Vorliegender Text:
┌────────

# Trans-Slowenien 2017



## Heiko123 (3. Januar 2017)

Hallo Zusammen,

wie schon HIER beschrieben, plane ich für heuer eine Alpenüberquerung über die Julischen Alpen.
Hierbei soll im Vordergrund Erlebnisse und Eindrücke dominieren. Soll heißen, keine Mammut-Etappen
und auch keine Höhenmeter-Reißer (für solche Aktionen stehen noch lange Wochenenden zur Verfügung).

Aus diesem Grund habe ich mir gedacht, "warum nicht der Soca folgen".

TOURENPFAD


Eventuell hat jemand einen Tipp für mich.
Bzgl. Unterkünften schaue ich später, wenn die Tour von den Mitfahrern abgesegnet worden ist.
Ebenfalls muss ich dann noch nach Ausweich- und Regenstrecken schauen.

Danke und Gruss
Heiko


----------



## Frogfisch (4. Januar 2017)

Servus Heiko,

meine Planung für 2017 sieht bis Tolmin identisch aus. (siehe Anhang)

Tolmin nach Ajdovšcina
Ajdovšcina nach Kozina
Kozina nach Piran


----------



## MTB-News.de




----------



## Heiko123 (4. Januar 2017)

Danke für die Info.

Deine Route hatte ich auch erst im Kopf, aber bei den Höhenmetern wieder verworfen.
Bekomme das nicht durch, das sind zu viele davon. Werde schon Probleme haben die 1200hm pro Tag (denke dass es dann 900hm netto sind) pro Tag durch zubekommen.

└────────

Bereitgestellte Daten:
┌────────

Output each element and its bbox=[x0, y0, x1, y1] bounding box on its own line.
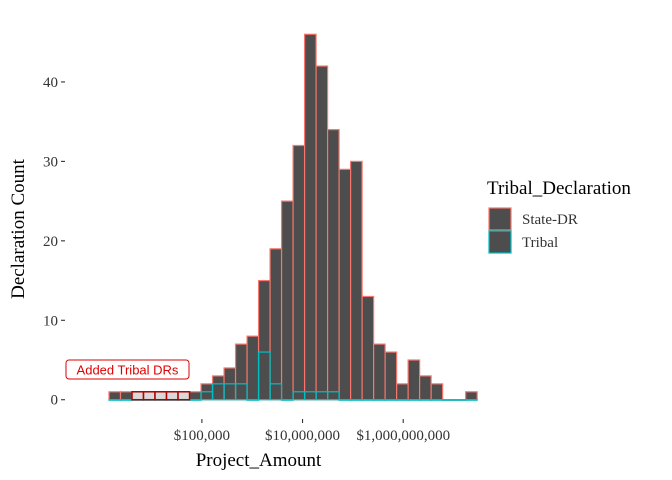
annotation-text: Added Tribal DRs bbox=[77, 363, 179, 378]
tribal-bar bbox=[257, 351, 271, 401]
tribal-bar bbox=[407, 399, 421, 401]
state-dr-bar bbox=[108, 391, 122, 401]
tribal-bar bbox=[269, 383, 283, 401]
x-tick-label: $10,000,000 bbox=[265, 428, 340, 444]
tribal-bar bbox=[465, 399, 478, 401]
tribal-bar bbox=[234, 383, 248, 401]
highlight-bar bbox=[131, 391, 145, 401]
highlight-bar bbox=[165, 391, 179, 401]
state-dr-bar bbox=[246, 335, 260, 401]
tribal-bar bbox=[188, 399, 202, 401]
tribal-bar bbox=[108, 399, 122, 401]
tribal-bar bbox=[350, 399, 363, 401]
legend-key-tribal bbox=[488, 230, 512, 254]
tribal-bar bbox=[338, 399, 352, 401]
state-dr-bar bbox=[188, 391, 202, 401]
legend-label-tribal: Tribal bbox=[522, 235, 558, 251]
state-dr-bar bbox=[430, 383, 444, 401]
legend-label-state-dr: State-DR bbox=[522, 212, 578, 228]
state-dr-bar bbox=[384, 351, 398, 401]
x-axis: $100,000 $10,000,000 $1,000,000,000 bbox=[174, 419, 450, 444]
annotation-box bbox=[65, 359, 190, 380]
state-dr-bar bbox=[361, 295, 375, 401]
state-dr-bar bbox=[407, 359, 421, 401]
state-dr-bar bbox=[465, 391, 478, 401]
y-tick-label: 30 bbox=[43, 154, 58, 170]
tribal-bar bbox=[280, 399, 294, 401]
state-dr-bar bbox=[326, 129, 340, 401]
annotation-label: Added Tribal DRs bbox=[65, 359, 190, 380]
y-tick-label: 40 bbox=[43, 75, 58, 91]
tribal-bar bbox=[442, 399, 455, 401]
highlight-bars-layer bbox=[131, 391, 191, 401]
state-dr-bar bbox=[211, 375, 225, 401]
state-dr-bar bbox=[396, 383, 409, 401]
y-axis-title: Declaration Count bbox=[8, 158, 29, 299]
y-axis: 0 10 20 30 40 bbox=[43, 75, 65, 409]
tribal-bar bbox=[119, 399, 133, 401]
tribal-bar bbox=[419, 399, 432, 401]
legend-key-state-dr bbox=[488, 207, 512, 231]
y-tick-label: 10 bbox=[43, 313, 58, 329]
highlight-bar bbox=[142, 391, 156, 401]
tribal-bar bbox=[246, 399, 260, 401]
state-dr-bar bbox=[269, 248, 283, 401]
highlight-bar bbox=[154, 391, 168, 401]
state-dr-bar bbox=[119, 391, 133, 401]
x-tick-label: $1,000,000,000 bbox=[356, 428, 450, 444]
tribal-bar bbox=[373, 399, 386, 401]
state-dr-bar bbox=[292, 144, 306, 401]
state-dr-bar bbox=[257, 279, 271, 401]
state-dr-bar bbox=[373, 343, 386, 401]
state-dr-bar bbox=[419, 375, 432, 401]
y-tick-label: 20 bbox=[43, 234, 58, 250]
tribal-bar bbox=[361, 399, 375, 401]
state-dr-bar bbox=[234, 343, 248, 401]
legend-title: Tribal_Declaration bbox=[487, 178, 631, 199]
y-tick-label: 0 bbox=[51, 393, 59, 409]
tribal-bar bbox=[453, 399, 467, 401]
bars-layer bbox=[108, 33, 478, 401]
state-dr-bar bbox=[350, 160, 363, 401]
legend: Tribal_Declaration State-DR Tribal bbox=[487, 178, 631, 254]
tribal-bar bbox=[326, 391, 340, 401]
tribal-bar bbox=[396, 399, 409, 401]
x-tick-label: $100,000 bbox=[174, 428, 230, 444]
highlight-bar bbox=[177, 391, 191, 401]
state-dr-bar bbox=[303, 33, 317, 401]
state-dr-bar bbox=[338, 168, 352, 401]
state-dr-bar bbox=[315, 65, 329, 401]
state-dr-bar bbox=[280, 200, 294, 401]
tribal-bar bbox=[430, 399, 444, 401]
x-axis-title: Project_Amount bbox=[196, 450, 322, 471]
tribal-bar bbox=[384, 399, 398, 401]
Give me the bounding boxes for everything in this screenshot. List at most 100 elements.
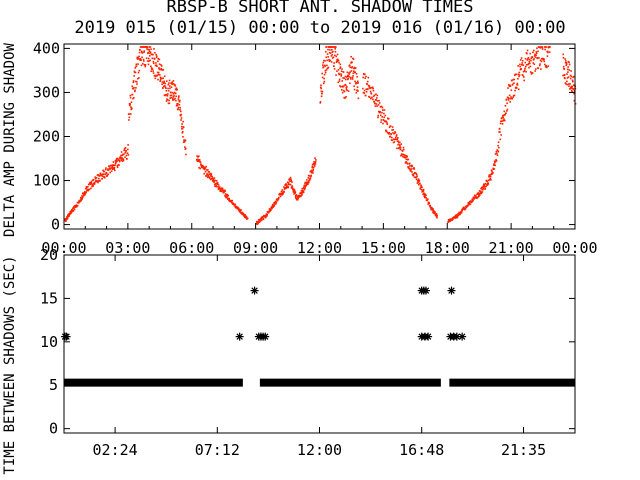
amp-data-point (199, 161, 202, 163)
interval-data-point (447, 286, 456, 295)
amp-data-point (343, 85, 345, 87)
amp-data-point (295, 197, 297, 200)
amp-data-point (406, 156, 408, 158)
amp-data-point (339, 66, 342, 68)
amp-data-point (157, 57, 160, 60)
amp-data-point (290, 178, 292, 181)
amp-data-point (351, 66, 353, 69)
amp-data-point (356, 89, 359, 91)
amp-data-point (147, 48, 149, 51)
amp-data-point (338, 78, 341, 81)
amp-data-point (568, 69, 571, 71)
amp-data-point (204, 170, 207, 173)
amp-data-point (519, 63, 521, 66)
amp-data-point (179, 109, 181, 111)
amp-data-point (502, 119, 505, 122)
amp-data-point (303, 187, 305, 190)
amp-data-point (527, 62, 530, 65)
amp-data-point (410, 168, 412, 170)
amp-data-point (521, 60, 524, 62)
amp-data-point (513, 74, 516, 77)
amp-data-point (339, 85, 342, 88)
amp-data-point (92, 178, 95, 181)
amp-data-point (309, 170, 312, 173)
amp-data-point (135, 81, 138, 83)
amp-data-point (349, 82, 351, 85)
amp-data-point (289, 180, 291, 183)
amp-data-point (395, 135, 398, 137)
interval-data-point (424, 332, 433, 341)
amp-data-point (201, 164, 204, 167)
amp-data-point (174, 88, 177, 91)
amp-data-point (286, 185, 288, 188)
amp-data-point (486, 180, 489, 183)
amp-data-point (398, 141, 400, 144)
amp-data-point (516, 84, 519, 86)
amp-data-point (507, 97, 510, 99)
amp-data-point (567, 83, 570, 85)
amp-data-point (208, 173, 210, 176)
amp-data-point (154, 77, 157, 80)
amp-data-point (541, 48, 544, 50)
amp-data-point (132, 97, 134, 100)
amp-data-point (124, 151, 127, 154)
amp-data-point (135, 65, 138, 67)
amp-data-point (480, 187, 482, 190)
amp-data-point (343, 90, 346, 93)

└────────

Zu erledigende Aufgaben:
1) Gib aus dem Forumsthread zur Trans-Slowenien-Tour den Abschnitt zwischen "Bzgl. Unterkünften schaue" und "Frogfisch (4. Januar 2017)" einschließlich dieser beiden Stellen unverändert wieder.
2) Übersetze den Satz "Deine Route hatte ich auch erst im Kopf, aber bei den Höhenmetern wieder verworfen." aus dem Forumsthread zur Trans-Slowenien-Tour ins Englische.

Als Antwort:
1)
Bzgl. Unterkünften schaue ich später, wenn die Tour von den Mitfahrern abgesegnet worden ist.
Ebenfalls muss ich dann noch nach Ausweich- und Regenstrecken schauen.

Danke und Gruss
Heiko


----------



## Frogfisch (4. Januar 2017)

2) I had also had your route in mind at first, but dropped it again because of the elevation gain.